* [Problem set]:
[a] List every citation given for the case in the court case page.
[b] According to the court case page, on what date was Morgan v. State decided?
[c] Pick up the court case page where it stops and continue the opinion.

* [Exercise text]:
- Opening Delimiter -

Morgan v. State

71 N.W. 788, 51 Neb. 672, 1897 Neb. LEXIS 393
CourtNebraska Supreme Court
DecidedJune 3, 1897
DocketNo. 8413
StatusPublished
Cited by59 cases

This text of 71 N.W. 788 (Morgan v. State) is published on Counsel Stack Legal Research, covering Nebraska Supreme Court primary law. Counsel Stack provides free access to over 12 million legal documents including statutes, case law, regulations, and constitutions.

Bluebook
Morgan v. State, 71 N.W. 788, 51 Neb. 672, 1897 Neb. LEXIS 393 (Neb. 1897).

Opinion

Post, C. J.

- Closing Delimiter -

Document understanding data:
- Opening Delimiter -

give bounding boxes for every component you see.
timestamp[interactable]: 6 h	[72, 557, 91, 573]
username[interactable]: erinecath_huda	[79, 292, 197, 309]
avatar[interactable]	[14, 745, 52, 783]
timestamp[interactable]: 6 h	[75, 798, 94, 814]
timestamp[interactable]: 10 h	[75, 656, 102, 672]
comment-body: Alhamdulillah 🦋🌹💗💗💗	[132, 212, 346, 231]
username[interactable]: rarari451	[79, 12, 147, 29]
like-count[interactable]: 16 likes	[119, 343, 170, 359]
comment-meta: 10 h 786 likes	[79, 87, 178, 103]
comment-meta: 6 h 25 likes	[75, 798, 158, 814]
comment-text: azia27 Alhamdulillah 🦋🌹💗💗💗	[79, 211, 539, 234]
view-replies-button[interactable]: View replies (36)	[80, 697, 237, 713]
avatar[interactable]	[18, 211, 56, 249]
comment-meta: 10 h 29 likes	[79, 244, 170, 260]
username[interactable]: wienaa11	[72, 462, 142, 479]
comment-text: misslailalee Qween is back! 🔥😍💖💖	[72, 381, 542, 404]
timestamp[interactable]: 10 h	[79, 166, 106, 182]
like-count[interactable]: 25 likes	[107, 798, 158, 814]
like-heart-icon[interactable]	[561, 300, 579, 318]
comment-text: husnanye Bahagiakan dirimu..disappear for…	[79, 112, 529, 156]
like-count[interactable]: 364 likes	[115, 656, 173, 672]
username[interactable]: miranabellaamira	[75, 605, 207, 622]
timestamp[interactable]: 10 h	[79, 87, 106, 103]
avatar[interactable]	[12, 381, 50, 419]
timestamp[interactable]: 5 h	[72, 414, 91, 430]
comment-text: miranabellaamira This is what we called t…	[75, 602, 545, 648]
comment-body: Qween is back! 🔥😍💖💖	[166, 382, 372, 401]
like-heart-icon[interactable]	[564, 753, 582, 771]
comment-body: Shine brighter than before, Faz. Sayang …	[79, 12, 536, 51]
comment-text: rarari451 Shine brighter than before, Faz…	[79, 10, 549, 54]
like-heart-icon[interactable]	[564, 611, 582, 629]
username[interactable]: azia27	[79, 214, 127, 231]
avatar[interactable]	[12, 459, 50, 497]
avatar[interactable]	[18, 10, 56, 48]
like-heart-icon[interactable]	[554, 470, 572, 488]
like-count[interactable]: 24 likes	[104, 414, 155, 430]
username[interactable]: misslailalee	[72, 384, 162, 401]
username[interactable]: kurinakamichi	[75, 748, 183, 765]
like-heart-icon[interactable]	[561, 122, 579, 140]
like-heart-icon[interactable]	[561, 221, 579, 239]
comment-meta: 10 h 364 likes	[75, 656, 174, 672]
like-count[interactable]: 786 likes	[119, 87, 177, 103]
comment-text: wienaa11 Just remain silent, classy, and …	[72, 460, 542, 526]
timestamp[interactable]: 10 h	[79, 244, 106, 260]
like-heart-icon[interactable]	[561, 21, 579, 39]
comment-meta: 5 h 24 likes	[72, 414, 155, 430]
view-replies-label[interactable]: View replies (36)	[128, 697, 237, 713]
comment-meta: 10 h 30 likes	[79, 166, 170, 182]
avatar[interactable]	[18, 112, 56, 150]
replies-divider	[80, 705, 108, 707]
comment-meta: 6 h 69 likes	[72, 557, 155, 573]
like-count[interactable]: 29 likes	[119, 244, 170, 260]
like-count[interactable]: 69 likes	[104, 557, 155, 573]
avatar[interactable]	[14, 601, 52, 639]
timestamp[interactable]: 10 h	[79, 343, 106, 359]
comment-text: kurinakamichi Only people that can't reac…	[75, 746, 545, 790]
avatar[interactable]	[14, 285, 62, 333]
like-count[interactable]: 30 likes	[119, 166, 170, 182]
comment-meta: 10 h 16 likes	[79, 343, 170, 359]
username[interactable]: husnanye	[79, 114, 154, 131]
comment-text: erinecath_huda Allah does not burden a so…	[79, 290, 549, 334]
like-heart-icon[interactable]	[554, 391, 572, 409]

- Closing Delimiter -

* [Answer section]:
[a]
71 N.W. 788
51 Neb. 672
1897 Neb. LEXIS 393

[b] June 3, 1897

[c]
The plaintiff in error was, at the September, 1895, term of the district court for Douglas county, convicted of murder in the first degree, and from the judgment imposing the extreme penalty therefor be prosecutes error to this court. The information which was the basis of the prosecution below contained two counts, in the first of which the accused was in substance charged with fatally assaulting the deceased, Ida Gaskill, with intent her, the said deceased, feloniously and of his deliberate and premeditated malice, to kill and murder; and by the second count thereof it was charged that the accused feloniously killed and murdered the said Ida Gaskill in the perpetration of a rape then and there committed upon her, the said Ida Gaskill, a female child under eighteen years of age, to-wit, of the age of eleven years. A verdict was returned finding the accused not guilty as charged in the first count of the information and guilty in manner and form as charged in the second count thereof. A motion for a new trial was interposed, in which were alleged numerous grounds for the settingl aside of the verdict, and which are made the basis of separate assignments of the petition in error.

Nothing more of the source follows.